- **Task prompt**
Repeat the listing exactly as given, omitting every image.

··· Recorded information ···

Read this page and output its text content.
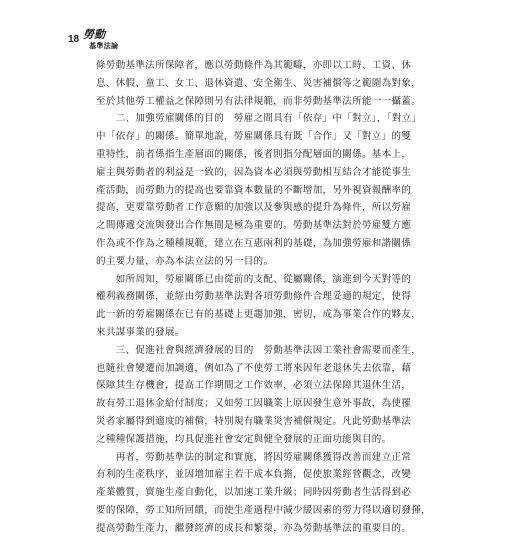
18 勞動
基準法論
條勞動基準法所保障者，應以勞動條件為其範疇，亦即以工時、工資、休
息、休假、童工、女工、退休資遣、安全衛生、災害補償等之範圍為對象，
至於其他勞工權益之保障則另有法律規範，而非勞動基準法所能一一攝蓋。
　　二、加強勞雇關係的目的　勞雇之間具有「依存」中「對立」，「對立」
中「依存」的關係。簡單地說，勞雇關係具有既「合作」又「對立」的雙
重特性，前者係指生產層面的關係，後者則指分配層面的關係。基本上，
雇主與勞動者的利益是一致的，因為資本必須與勞動相互結合才能從事生
產活動，而勞動力的提高也要靠資本數量的不斷增加，另外視資報酬率的
提高，更要靠勞動者工作意願的加強以及參與感的提升為條件，所以勞雇
之間傳遞交流與發出合作無間是極為重要的。勞動基準法對於勞雇雙方應
作為或不作為之種種規範，建立在互惠兩利的基礎，為加強勞雇和諧關係
的主要力量，亦為本法立法的另一目的。
　　如所周知，勞雇關係已由從前的支配、從屬關係，演進到今天對等的
權利義務關係，並經由勞動基準法對各項勞動條件合理妥適的規定，使得
此一新的勞雇關係在已有的基礎上更趨加強，密切，成為事業合作的夥友，
來共謀事業的發展。
　　三、促進社會與經濟發展的目的　勞動基準法因工業社會需要而產生，
也隨社會變遷而加調適，例如為了不使勞工將來因年老退休失去依靠，藉
保障其生存機會，提高工作期間之工作效率，必須立法保障其退休生活，
故有勞工退休金給付制度；又如勞工因職業上原因發生意外事故，為使罹
災者家屬得到適度的補償，特別規有職業災害補償規定。凡此勞動基準法
之種種保護措施，均具促進社會安定與健全發展的正面功能與目的。
　　再者，勞動基準法的制定和實施，將因勞雇關係獲得改善而建立正常
有利的生產秩序，並因增加雇主若干成本負擔，促使旅業經營觀念，改變
產業體質，實施生產自動化，以加速工業升級；同時因勞動者生活得到必
要的保障，勞工知所回饋，而使生產過程中減少緩因素的勞力得以適切發揮，
提高勞動生產力，繼發經濟的成長和繁榮，亦為勞動基準法的重要目的。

···

- **Reply to the exercise**
Read this page and output its text content.
18 勞動
基準法論
條勞動基準法所保障者，應以勞動條件為其範疇，亦即以工時、工資、休
息、休假、童工、女工、退休資遣、安全衛生、災害補償等之範圍為對象，
至於其他勞工權益之保障則另有法律規範，而非勞動基準法所能一一攝蓋。
　　二、加強勞雇關係的目的　勞雇之間具有「依存」中「對立」，「對立」
中「依存」的關係。簡單地說，勞雇關係具有既「合作」又「對立」的雙
重特性，前者係指生產層面的關係，後者則指分配層面的關係。基本上，
雇主與勞動者的利益是一致的，因為資本必須與勞動相互結合才能從事生
產活動，而勞動力的提高也要靠資本數量的不斷增加，另外視資報酬率的
提高，更要靠勞動者工作意願的加強以及參與感的提升為條件，所以勞雇
之間傳遞交流與發出合作無間是極為重要的。勞動基準法對於勞雇雙方應
作為或不作為之種種規範，建立在互惠兩利的基礎，為加強勞雇和諧關係
的主要力量，亦為本法立法的另一目的。
　　如所周知，勞雇關係已由從前的支配、從屬關係，演進到今天對等的
權利義務關係，並經由勞動基準法對各項勞動條件合理妥適的規定，使得
此一新的勞雇關係在已有的基礎上更趨加強，密切，成為事業合作的夥友，
來共謀事業的發展。
　　三、促進社會與經濟發展的目的　勞動基準法因工業社會需要而產生，
也隨社會變遷而加調適，例如為了不使勞工將來因年老退休失去依靠，藉
保障其生存機會，提高工作期間之工作效率，必須立法保障其退休生活，
故有勞工退休金給付制度；又如勞工因職業上原因發生意外事故，為使罹
災者家屬得到適度的補償，特別規有職業災害補償規定。凡此勞動基準法
之種種保護措施，均具促進社會安定與健全發展的正面功能與目的。
　　再者，勞動基準法的制定和實施，將因勞雇關係獲得改善而建立正常
有利的生產秩序，並因增加雇主若干成本負擔，促使旅業經營觀念，改變
產業體質，實施生產自動化，以加速工業升級；同時因勞動者生活得到必
要的保障，勞工知所回饋，而使生產過程中減少緩因素的勞力得以適切發揮，
提高勞動生產力，繼發經濟的成長和繁榮，亦為勞動基準法的重要目的。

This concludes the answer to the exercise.